Listed entries:

· · · · · · ·

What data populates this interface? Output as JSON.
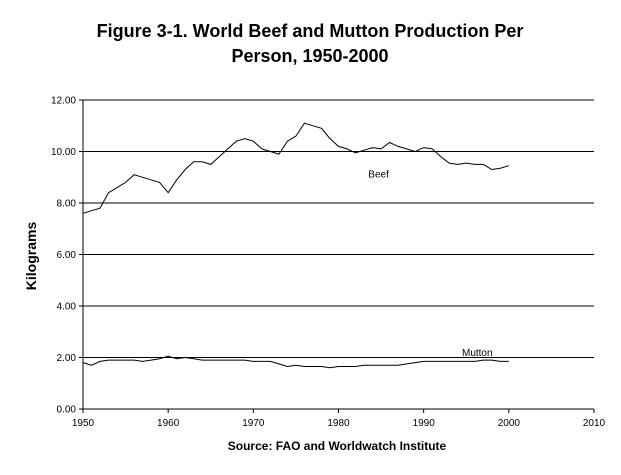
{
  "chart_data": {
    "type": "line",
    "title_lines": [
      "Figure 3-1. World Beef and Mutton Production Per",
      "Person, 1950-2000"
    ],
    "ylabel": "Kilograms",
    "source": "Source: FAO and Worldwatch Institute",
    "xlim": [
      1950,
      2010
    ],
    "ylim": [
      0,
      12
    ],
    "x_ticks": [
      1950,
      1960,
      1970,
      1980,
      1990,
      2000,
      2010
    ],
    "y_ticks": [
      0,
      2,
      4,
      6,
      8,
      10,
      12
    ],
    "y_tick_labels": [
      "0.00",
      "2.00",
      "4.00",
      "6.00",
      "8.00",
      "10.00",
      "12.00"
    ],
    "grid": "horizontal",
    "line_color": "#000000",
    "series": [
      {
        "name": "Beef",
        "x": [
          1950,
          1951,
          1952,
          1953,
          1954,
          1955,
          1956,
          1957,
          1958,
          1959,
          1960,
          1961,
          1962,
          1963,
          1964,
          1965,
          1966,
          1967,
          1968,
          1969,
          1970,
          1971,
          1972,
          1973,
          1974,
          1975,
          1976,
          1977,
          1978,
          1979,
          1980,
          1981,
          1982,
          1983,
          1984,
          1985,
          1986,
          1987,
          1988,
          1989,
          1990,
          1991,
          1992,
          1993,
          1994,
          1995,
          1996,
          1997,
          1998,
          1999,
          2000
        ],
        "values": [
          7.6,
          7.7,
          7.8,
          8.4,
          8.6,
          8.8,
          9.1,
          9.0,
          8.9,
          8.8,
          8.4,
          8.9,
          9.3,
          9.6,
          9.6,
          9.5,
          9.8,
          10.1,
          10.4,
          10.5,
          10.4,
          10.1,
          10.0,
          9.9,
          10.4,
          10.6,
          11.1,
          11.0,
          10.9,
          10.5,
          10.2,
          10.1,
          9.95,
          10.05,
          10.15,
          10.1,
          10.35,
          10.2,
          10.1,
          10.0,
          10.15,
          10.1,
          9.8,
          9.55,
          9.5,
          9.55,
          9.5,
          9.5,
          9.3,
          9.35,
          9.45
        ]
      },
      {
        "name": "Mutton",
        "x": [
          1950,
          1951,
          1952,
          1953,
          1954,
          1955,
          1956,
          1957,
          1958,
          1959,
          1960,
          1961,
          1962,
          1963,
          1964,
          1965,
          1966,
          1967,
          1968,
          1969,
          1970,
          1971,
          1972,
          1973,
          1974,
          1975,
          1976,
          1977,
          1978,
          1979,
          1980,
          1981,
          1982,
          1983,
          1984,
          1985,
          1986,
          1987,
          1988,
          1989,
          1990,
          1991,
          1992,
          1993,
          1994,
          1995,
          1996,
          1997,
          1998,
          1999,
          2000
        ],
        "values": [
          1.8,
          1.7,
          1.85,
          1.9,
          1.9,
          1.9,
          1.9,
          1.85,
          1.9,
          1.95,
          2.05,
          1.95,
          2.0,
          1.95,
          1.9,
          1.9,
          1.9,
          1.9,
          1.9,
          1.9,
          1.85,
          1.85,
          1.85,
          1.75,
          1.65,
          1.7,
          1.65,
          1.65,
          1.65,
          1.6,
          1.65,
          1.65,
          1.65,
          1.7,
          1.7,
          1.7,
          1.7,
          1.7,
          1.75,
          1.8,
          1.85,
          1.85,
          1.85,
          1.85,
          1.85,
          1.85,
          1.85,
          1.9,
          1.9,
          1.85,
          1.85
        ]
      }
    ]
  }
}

· · · · · · ·

Task requirements: Sift through the entries and copy every line with "Beef".

Response:
      "Figure 3-1. World Beef and Mutton Production Per",
        "name": "Beef",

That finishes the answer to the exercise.